Each entry below should be reproduced character for character.
'''
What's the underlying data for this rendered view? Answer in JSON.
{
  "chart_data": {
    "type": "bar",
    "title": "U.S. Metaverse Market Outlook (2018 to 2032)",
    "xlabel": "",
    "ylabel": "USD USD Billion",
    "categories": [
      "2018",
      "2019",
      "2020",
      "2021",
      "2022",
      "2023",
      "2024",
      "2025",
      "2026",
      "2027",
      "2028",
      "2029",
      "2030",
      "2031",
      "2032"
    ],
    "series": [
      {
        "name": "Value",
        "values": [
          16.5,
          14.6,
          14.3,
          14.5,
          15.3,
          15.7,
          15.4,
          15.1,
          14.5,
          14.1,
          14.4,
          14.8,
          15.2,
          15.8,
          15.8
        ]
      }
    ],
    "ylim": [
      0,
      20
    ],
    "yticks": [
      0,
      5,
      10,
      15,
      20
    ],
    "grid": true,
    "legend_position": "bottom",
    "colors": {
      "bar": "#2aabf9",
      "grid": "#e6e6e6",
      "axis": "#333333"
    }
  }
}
'''
Answer to this problem:
What's the underlying data for this rendered view? Answer in JSON.
{
  "chart_data": {
    "type": "bar",
    "title": "U.S. Metaverse Market Outlook (2018 to 2032)",
    "xlabel": "",
    "ylabel": "USD USD Billion",
    "categories": [
      "2018",
      "2019",
      "2020",
      "2021",
      "2022",
      "2023",
      "2024",
      "2025",
      "2026",
      "2027",
      "2028",
      "2029",
      "2030",
      "2031",
      "2032"
    ],
    "series": [
      {
        "name": "Value",
        "values": [
          16.5,
          14.6,
          14.3,
          14.5,
          15.3,
          15.7,
          15.4,
          15.1,
          14.5,
          14.1,
          14.4,
          14.8,
          15.2,
          15.8,
          15.8
        ]
      }
    ],
    "ylim": [
      0,
      20
    ],
    "yticks": [
      0,
      5,
      10,
      15,
      20
    ],
    "grid": true,
    "legend_position": "bottom",
    "colors": {
      "bar": "#2aabf9",
      "grid": "#e6e6e6",
      "axis": "#333333"
    }
  }
}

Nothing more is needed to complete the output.